begin RECORD SET

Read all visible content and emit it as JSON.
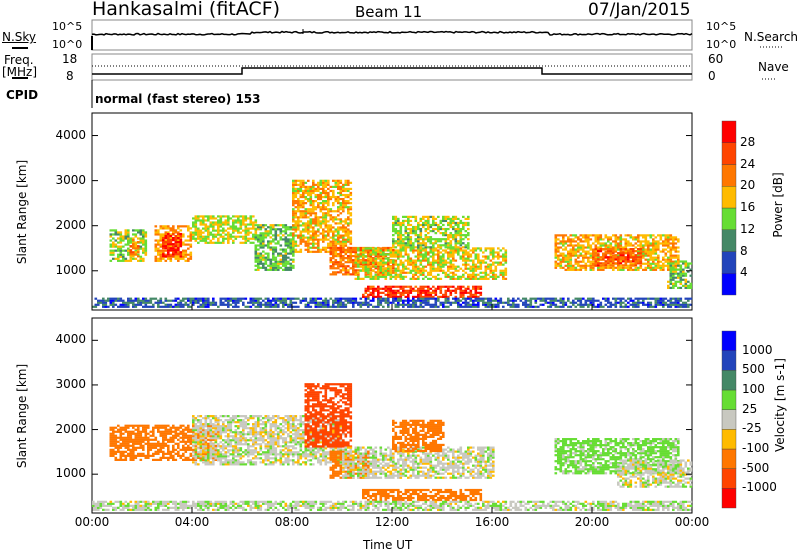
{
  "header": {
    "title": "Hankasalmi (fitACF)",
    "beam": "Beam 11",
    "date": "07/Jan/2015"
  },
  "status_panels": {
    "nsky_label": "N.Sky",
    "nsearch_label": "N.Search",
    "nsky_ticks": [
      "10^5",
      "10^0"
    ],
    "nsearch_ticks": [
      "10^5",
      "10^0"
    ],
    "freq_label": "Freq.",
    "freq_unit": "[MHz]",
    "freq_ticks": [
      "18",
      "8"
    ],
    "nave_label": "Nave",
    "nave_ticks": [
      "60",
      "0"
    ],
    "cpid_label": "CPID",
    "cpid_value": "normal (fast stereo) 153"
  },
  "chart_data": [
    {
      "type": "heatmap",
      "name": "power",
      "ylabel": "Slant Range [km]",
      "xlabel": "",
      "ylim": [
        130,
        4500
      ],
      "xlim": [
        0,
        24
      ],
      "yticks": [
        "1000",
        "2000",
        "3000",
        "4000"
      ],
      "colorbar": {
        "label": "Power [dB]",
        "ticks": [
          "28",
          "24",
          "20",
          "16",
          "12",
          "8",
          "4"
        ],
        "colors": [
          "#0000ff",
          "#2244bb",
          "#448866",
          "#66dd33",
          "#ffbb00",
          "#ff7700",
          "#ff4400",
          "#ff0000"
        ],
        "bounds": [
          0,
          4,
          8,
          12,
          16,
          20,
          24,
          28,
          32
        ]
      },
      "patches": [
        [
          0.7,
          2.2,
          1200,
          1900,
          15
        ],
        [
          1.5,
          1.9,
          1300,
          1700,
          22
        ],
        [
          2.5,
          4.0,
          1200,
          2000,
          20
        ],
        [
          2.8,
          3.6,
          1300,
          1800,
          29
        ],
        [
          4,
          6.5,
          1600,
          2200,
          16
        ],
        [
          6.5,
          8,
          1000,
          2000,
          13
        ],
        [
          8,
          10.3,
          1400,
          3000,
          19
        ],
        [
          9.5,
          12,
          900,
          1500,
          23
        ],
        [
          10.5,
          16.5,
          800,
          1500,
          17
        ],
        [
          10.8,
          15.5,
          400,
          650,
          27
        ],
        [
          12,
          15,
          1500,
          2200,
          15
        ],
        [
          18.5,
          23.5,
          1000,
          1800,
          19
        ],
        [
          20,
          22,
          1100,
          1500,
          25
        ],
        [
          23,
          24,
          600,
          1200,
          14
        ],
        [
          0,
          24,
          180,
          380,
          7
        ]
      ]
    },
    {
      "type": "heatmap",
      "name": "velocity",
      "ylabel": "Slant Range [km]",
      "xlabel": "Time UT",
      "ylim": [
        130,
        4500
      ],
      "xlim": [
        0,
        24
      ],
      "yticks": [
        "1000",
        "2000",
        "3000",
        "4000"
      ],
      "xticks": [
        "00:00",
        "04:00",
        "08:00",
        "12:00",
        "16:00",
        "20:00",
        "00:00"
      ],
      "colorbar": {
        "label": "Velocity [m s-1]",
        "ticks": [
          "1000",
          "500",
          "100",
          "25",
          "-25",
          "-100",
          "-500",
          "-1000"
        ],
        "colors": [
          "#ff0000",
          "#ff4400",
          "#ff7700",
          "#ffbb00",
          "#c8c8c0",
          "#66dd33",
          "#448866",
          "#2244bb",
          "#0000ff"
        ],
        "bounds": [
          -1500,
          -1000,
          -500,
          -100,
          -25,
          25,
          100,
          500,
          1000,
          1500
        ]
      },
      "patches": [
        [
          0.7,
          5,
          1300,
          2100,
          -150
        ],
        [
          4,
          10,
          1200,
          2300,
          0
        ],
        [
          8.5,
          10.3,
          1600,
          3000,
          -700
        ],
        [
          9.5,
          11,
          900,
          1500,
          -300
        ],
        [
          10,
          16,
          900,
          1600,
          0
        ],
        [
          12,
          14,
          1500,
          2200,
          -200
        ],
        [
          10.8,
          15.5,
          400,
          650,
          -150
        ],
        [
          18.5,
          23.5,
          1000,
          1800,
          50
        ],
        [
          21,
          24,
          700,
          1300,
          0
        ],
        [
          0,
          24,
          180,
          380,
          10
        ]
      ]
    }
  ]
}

end RECORD SET
begin RECORD SET

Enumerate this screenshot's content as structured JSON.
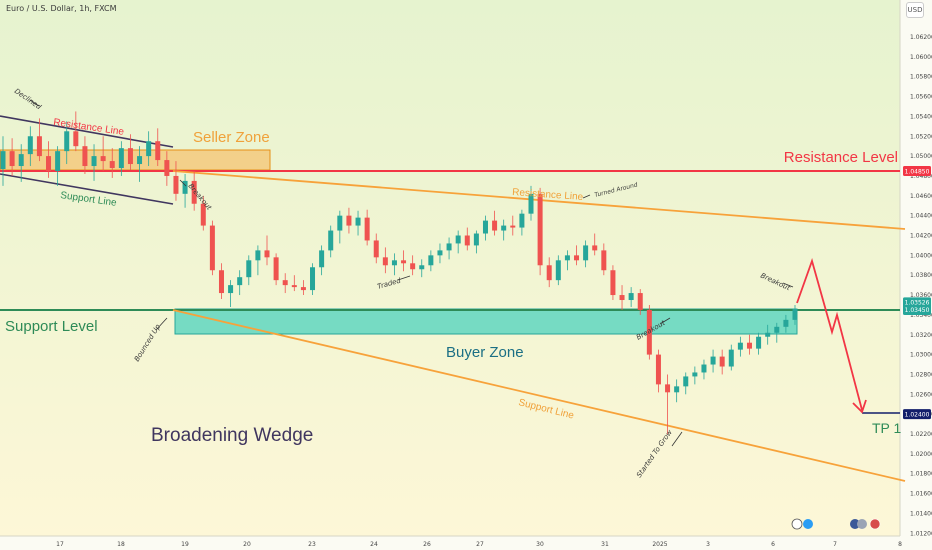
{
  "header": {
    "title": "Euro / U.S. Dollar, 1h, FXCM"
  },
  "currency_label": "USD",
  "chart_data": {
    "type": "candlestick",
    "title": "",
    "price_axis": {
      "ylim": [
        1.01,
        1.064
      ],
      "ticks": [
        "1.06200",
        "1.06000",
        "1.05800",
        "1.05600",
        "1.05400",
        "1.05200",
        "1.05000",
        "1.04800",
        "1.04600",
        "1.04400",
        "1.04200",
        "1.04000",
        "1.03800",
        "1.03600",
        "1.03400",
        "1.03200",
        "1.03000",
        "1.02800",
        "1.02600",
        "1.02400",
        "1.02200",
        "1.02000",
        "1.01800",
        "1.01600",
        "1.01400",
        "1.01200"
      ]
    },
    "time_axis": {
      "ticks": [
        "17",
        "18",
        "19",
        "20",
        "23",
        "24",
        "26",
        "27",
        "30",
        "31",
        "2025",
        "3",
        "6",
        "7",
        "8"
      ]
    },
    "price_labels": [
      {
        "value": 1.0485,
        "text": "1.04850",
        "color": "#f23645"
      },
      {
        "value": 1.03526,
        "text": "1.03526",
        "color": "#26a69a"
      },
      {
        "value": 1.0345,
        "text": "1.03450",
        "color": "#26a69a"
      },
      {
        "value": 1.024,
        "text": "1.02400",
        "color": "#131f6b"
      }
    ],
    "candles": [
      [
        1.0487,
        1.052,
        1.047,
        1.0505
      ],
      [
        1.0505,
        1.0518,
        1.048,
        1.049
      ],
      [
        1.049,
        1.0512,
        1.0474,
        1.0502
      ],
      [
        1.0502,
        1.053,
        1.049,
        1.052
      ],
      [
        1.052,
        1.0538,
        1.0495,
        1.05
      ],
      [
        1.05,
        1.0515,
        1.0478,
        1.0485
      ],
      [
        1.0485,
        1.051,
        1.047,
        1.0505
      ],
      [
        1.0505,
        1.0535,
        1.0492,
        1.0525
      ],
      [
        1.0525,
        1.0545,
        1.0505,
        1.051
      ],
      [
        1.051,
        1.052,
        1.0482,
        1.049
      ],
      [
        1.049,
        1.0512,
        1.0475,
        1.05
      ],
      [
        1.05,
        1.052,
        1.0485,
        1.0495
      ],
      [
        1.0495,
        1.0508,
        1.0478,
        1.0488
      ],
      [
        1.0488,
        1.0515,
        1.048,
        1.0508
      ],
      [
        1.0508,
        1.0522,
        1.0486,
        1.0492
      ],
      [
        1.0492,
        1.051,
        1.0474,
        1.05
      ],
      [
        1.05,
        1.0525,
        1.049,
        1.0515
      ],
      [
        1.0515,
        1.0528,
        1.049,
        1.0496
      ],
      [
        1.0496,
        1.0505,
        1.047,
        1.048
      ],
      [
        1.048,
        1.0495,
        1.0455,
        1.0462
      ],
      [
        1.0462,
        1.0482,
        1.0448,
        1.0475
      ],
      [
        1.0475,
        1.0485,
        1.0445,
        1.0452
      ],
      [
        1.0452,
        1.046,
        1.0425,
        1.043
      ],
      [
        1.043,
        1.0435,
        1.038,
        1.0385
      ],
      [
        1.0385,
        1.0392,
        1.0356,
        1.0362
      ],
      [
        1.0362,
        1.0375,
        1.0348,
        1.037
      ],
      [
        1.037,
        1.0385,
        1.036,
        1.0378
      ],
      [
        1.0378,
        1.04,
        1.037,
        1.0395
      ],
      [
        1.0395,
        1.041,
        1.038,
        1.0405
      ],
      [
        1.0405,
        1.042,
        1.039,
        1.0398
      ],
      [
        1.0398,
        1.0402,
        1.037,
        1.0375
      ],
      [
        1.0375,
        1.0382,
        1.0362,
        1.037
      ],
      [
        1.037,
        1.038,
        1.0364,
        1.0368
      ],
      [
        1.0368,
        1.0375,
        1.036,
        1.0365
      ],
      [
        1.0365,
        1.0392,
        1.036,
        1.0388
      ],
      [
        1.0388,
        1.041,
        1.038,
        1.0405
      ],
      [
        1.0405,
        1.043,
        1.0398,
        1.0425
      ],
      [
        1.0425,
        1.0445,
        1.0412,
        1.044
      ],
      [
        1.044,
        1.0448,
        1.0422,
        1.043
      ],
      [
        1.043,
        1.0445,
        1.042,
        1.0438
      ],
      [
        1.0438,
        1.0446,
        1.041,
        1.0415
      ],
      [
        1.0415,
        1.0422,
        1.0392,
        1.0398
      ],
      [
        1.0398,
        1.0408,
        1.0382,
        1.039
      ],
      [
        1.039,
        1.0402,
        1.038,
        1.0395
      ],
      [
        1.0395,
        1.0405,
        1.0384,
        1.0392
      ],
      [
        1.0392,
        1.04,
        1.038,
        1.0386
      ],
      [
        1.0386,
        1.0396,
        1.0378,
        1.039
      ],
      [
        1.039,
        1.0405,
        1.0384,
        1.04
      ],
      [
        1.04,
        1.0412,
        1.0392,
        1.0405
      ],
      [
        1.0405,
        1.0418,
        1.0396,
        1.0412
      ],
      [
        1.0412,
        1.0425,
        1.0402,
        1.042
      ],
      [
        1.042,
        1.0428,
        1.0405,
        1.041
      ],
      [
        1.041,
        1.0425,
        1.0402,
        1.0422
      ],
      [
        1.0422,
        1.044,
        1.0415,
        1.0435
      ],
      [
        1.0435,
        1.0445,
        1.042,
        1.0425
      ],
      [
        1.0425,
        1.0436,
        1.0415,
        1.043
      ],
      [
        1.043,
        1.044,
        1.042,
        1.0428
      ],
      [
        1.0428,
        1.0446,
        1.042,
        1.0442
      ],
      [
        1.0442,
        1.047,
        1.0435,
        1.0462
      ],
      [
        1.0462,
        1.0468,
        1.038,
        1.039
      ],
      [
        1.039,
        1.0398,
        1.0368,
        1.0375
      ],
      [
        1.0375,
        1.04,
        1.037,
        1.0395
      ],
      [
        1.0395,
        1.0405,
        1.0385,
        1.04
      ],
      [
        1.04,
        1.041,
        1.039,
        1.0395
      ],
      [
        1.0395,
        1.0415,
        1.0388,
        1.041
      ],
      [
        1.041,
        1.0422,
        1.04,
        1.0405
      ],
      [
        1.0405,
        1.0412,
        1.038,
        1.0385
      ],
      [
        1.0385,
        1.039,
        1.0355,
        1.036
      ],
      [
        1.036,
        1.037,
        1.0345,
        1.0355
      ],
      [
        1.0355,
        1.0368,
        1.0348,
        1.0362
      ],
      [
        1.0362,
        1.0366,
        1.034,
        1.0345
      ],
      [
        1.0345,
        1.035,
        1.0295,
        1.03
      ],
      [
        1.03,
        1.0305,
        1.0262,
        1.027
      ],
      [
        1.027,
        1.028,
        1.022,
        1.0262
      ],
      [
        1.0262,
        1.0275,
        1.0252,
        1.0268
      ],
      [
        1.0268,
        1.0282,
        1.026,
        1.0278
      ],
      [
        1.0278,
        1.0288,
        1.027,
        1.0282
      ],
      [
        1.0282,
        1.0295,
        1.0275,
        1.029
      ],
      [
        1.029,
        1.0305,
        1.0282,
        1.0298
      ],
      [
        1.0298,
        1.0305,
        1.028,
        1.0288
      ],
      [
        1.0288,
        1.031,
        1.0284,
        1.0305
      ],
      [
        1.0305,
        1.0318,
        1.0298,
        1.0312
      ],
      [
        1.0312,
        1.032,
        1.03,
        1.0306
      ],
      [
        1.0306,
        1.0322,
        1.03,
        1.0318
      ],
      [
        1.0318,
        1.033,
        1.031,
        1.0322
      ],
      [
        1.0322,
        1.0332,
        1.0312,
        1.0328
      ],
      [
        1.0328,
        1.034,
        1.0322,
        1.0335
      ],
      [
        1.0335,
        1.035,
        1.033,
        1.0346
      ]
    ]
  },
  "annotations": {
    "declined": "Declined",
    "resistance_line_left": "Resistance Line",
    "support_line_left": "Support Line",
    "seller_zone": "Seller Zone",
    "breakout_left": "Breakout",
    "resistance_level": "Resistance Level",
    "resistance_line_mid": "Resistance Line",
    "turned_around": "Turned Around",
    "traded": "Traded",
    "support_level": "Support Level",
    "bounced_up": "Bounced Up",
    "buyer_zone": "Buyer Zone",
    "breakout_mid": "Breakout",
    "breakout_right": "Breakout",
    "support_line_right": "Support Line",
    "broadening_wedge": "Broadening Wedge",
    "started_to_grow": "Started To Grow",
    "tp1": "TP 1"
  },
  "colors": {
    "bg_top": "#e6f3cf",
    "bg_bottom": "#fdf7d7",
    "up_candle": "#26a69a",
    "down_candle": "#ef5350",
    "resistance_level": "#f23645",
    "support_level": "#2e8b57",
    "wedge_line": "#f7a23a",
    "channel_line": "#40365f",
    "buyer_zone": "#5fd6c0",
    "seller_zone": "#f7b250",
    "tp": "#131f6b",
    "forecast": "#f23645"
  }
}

end RECORD SET

- [REQUEST]:
Select from the material above each line in which the string "content" appears, and list those lines.

- [REPLY]:
Read all visible content and emit it as JSON.
Enumerate this screenshot's content as structured JSON.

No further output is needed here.